▶ **The request**
Locate and copy each line in the data that contains the word "CHARTRES".
— start —
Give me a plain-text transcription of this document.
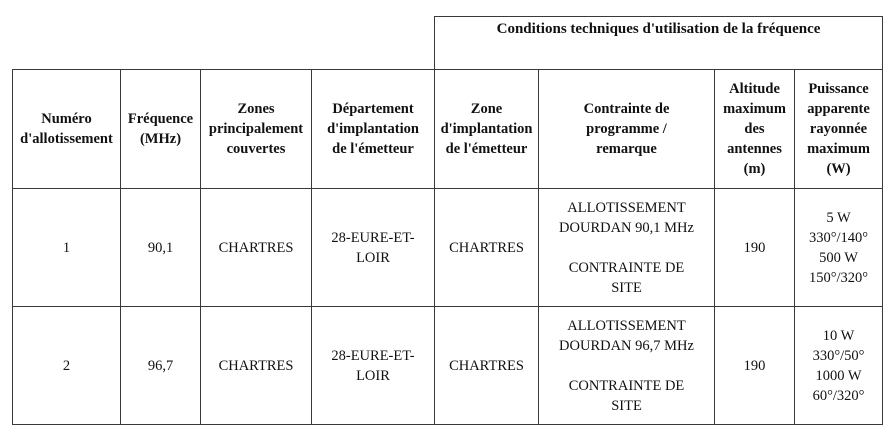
				Conditions techniques d'utilisation de la fréquence			

Numéro
d'allotissement	Fréquence
(MHz)	Zones
principalement
couvertes	Département
d'implantation
de l'émetteur	Zone
d'implantation
de l'émetteur	Contrainte de
programme /
remarque	Altitude
maximum
des
antennes
(m)	Puissance
apparente
rayonnée
maximum
(W)

1	90,1	CHARTRES	28-EURE-ET-
LOIR	CHARTRES	ALLOTISSEMENT
DOURDAN 90,1 MHz
CONTRAINTE DE
SITE	190	5 W
330°/140°
500 W
150°/320°

2	96,7	CHARTRES	28-EURE-ET-
LOIR	CHARTRES	ALLOTISSEMENT
DOURDAN 96,7 MHz
CONTRAINTE DE
SITE	190	10 W
330°/50°
1000 W
60°/320°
— end —
▶ **Solution to this task**
1	90,1	CHARTRES	28-EURE-ET-
LOIR	CHARTRES	ALLOTISSEMENT
2	96,7	CHARTRES	28-EURE-ET-
LOIR	CHARTRES	ALLOTISSEMENT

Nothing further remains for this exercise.